What you should do — Copy each line below in which the string "false" occurs.

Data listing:
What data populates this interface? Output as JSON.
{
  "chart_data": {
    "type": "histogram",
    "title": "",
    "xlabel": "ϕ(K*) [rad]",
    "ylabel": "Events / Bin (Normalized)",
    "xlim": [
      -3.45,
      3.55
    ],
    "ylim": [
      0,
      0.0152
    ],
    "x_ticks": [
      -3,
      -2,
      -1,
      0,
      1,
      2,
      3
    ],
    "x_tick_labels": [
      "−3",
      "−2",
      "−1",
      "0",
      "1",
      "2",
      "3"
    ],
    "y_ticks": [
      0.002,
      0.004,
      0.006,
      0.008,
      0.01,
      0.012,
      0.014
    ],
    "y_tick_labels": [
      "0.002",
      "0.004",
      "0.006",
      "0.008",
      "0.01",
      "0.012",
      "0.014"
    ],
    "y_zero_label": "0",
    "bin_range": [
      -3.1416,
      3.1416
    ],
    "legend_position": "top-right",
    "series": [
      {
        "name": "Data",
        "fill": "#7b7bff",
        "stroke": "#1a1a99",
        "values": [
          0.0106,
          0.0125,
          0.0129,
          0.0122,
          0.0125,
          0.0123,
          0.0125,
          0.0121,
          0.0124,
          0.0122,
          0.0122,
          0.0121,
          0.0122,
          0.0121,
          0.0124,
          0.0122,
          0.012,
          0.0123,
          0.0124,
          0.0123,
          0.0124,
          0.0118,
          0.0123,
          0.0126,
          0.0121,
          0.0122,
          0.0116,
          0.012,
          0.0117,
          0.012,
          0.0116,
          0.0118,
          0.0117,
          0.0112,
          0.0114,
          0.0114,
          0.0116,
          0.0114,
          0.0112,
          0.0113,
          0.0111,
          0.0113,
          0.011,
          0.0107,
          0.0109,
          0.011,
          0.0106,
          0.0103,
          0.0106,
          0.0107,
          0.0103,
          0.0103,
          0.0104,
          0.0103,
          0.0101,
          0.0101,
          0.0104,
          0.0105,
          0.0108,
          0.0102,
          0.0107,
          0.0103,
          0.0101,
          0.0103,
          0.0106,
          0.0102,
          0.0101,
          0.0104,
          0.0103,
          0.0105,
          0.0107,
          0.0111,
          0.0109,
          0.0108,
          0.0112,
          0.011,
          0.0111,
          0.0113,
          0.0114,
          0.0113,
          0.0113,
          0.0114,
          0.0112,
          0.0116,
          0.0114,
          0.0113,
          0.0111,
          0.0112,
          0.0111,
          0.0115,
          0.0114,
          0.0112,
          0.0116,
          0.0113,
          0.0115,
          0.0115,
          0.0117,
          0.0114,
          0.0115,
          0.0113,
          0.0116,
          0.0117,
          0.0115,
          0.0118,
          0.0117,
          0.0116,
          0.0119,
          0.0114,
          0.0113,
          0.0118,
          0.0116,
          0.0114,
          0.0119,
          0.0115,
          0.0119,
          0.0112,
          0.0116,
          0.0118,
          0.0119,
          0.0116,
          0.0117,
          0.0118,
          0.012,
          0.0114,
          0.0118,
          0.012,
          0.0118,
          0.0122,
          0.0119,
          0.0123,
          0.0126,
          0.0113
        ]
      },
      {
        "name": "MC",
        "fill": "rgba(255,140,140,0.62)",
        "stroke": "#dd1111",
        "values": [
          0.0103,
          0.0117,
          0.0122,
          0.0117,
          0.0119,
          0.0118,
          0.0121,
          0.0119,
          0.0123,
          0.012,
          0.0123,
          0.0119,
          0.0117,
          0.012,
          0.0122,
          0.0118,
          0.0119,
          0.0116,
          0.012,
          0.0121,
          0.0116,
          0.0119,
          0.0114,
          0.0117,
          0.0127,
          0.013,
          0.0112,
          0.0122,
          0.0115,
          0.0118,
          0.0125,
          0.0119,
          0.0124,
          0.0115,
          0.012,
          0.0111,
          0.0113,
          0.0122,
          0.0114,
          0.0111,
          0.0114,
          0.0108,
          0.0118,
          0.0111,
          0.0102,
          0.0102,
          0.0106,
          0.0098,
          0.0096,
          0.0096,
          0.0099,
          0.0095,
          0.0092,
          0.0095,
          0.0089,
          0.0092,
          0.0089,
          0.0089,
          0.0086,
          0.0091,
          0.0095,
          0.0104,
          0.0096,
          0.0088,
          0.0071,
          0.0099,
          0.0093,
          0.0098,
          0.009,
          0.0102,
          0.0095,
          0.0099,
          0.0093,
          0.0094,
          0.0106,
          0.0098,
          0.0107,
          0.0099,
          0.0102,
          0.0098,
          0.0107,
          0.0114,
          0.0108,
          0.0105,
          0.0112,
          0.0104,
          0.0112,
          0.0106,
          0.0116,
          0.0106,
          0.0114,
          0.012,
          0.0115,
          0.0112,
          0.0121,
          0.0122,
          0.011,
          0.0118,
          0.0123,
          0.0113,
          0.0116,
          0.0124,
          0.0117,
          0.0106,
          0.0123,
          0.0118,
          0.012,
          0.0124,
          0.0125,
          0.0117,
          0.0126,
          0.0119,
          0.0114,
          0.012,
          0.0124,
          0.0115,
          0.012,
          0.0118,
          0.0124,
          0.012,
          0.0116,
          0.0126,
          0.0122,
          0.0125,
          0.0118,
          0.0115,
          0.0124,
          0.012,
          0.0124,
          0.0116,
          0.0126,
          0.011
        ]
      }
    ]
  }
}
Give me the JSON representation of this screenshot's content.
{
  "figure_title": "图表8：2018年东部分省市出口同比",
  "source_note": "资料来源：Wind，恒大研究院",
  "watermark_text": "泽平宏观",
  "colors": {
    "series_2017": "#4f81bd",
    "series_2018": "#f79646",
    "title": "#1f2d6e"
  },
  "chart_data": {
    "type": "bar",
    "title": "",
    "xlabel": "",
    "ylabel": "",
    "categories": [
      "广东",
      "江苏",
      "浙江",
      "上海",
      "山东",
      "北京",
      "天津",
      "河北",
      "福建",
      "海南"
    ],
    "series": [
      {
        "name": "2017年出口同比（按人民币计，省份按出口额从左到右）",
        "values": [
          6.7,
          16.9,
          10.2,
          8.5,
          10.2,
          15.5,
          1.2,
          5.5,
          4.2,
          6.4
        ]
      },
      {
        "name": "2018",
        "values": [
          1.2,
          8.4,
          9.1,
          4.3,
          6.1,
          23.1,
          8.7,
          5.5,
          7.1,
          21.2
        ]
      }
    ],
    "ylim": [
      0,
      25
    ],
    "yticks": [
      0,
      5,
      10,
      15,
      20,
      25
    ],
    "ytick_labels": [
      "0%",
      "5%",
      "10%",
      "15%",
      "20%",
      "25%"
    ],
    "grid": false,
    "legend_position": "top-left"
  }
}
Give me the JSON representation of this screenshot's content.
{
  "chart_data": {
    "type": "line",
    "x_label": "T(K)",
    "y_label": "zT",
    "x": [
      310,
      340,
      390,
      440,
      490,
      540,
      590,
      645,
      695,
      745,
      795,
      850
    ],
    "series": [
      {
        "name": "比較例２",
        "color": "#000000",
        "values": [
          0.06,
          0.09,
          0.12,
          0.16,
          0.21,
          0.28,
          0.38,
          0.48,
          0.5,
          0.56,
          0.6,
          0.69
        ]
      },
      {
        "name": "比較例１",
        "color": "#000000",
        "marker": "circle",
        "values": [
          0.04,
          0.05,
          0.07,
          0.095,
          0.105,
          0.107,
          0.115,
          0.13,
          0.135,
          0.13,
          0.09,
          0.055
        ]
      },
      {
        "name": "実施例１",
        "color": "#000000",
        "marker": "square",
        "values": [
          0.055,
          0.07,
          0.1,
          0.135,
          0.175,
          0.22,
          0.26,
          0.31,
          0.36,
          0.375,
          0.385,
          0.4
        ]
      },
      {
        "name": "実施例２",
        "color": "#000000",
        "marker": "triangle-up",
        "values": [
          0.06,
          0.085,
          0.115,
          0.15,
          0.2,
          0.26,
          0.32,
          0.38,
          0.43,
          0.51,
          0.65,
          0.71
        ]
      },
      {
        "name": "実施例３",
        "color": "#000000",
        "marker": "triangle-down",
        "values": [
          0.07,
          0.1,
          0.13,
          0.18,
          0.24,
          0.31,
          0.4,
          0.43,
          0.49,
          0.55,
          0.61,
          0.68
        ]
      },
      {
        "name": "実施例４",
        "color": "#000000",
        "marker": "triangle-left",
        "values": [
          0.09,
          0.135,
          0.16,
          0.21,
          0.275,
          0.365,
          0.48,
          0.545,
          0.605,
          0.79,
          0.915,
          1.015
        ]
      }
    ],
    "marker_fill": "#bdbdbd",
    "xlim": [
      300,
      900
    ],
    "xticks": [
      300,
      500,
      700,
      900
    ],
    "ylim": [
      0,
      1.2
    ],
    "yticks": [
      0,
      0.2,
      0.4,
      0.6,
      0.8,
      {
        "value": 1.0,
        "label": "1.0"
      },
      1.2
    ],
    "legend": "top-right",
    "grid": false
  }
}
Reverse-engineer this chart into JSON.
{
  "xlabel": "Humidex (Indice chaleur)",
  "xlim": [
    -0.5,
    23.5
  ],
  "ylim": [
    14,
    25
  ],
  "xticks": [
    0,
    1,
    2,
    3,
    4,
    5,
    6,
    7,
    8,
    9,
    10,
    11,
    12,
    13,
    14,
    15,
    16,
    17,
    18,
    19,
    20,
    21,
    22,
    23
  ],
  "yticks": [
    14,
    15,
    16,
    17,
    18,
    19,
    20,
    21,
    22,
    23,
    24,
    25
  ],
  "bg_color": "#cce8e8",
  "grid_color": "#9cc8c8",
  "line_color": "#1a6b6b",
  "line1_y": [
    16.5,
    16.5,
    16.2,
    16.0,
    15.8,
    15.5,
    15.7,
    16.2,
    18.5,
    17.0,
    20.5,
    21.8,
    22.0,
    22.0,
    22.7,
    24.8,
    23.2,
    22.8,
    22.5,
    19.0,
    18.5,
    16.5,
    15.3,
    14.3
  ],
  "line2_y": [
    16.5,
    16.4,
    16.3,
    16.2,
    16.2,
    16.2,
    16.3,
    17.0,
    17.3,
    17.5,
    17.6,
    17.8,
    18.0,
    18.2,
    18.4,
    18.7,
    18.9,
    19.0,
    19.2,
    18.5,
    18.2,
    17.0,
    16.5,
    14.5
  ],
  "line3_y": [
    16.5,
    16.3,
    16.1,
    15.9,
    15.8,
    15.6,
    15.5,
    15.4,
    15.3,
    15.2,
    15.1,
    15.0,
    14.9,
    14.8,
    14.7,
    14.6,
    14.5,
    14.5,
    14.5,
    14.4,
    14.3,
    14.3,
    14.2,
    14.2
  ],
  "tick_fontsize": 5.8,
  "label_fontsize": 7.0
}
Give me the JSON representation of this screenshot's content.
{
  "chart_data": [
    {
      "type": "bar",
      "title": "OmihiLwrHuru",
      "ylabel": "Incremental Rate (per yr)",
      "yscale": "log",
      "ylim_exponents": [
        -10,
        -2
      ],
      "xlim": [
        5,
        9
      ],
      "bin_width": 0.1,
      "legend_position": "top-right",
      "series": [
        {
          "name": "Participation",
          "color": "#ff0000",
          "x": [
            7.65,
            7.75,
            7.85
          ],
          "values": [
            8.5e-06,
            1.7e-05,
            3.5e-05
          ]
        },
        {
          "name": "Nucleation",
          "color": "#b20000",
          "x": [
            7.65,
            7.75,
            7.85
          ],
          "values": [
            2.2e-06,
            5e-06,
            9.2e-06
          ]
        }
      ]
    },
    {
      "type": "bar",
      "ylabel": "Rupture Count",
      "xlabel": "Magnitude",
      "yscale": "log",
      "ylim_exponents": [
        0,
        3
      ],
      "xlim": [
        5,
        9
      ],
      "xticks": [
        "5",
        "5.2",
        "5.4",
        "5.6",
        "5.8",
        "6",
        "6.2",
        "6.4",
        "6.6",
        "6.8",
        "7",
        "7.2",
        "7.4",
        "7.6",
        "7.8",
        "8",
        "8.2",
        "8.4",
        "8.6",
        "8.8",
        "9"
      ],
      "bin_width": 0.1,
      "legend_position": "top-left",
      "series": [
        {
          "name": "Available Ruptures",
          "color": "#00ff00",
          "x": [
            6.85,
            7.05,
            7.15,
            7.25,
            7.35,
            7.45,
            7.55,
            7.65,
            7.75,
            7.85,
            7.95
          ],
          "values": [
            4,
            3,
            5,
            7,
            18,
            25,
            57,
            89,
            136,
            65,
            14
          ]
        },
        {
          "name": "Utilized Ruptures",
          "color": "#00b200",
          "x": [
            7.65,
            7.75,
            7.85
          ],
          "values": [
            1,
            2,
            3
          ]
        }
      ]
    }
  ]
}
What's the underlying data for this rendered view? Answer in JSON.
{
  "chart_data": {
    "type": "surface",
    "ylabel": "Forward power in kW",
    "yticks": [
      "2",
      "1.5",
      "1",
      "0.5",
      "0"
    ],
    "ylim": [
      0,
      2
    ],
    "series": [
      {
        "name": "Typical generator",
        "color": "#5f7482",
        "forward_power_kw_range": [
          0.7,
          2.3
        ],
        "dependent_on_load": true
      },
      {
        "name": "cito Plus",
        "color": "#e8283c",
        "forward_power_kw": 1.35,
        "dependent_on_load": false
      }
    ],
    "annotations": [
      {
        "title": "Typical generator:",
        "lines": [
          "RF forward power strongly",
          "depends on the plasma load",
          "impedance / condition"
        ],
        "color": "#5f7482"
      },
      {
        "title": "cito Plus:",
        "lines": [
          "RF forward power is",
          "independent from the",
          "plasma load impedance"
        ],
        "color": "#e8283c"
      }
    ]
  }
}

Answer for this exercise —
    "grid": false,
    "grid": false
        "dependent_on_load": false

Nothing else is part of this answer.